● **THE EXERCISE**:
Identify and reproduce every line holding the string "inside".

● **DATA IN THIS EXERCISE**:
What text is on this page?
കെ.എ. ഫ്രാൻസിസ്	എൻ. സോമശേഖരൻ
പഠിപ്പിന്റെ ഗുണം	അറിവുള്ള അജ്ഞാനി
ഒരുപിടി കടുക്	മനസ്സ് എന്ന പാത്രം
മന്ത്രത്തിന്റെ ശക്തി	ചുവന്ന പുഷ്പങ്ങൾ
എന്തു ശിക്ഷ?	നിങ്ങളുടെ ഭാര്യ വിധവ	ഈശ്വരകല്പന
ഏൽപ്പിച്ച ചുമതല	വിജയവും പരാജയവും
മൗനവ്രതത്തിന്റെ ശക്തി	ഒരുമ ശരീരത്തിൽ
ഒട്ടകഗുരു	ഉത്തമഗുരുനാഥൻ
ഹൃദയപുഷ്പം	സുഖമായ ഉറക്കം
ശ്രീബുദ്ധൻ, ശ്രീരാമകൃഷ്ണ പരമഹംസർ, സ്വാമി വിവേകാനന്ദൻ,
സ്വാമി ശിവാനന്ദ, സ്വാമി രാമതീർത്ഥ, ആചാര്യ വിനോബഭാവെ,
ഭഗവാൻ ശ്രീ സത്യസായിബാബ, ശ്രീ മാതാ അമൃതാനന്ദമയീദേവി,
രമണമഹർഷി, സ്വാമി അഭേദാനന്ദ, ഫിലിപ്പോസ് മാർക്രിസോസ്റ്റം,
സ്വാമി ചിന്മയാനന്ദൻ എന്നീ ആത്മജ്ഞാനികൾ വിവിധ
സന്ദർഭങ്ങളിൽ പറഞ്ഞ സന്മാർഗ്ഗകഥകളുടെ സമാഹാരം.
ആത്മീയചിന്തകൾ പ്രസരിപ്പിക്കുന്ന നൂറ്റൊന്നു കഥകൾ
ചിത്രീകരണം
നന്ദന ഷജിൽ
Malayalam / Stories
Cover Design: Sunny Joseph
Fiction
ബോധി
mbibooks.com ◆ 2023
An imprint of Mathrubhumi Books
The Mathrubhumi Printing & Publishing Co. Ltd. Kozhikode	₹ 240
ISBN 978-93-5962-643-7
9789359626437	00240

==

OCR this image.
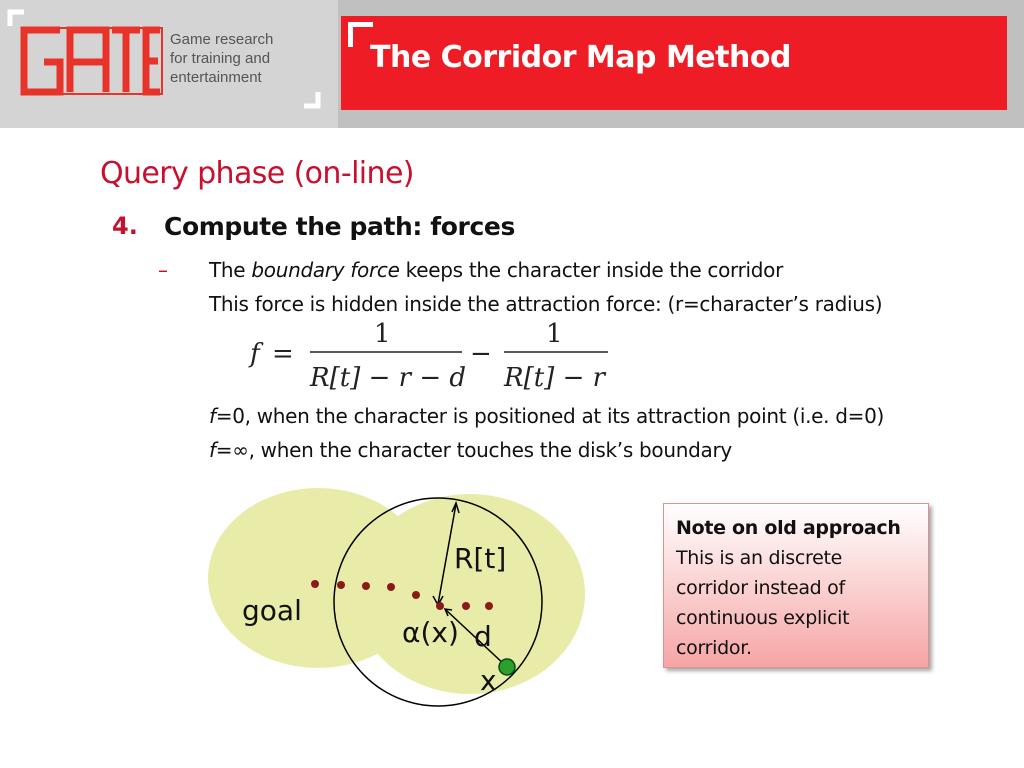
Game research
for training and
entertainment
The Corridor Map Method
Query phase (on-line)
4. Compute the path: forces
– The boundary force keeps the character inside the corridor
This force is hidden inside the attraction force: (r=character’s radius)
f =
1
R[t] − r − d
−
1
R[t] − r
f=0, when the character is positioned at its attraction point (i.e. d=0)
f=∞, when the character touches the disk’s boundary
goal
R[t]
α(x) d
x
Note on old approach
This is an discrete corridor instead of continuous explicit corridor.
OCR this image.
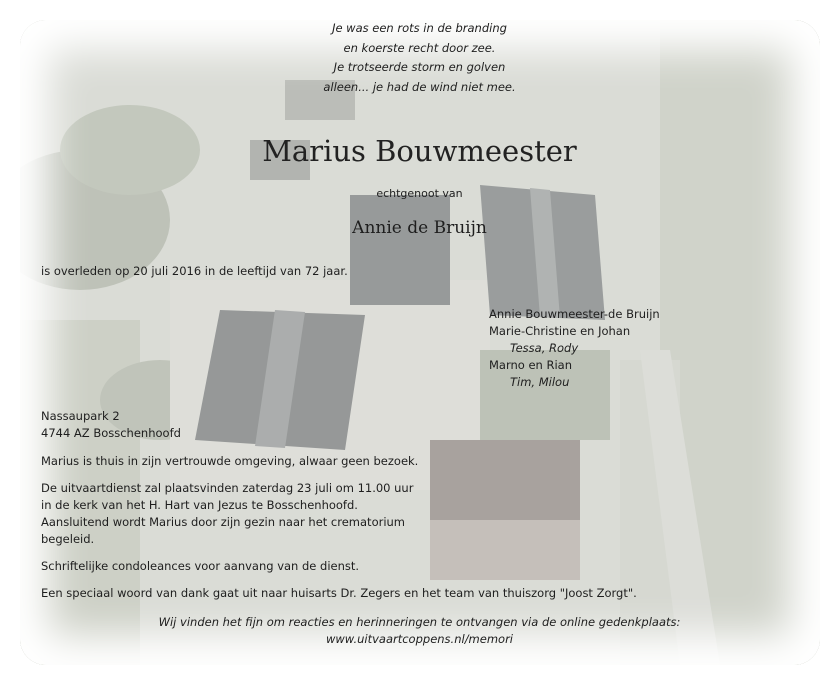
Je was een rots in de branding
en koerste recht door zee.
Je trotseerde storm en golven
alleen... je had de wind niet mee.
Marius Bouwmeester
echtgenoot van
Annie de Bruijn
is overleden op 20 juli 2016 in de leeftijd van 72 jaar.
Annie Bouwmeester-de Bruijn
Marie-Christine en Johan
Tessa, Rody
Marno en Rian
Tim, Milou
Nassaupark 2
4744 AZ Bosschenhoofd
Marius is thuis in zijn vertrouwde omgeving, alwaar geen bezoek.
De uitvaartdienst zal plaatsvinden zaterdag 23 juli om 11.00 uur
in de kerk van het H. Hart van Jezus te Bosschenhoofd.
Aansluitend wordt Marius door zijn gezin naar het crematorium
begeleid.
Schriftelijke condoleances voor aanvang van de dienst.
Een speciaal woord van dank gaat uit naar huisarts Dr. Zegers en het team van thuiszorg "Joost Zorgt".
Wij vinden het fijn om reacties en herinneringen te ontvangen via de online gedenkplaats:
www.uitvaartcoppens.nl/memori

...

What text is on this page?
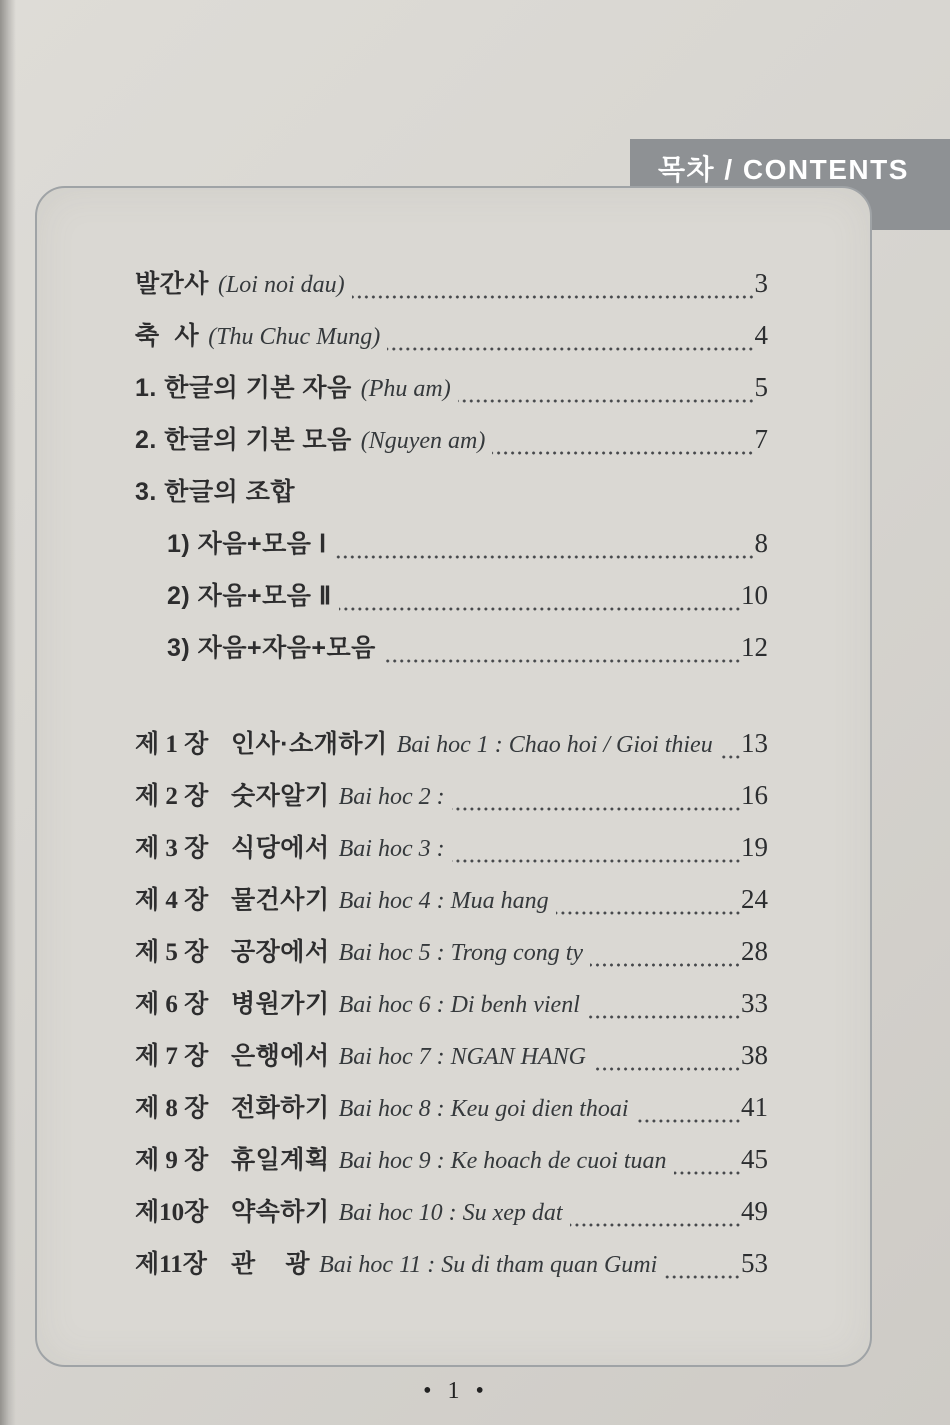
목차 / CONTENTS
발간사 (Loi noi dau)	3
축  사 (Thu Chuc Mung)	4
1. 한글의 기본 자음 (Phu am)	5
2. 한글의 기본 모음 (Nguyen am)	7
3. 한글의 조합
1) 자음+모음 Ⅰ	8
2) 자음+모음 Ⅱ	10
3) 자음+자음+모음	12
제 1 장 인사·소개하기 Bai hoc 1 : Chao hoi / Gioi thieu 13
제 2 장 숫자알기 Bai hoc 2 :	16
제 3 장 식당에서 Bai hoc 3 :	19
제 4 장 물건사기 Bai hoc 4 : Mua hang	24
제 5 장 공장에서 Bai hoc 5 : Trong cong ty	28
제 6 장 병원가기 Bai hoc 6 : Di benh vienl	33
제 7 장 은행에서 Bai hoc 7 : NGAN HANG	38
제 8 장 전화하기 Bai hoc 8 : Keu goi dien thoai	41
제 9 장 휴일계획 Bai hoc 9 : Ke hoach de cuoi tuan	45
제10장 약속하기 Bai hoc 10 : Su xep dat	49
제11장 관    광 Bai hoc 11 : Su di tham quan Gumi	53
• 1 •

● **ANSWER TO THE PROBLEM**:
– The boundary force keeps the character inside the corridor
This force is hidden inside the attraction force: (r=character’s radius)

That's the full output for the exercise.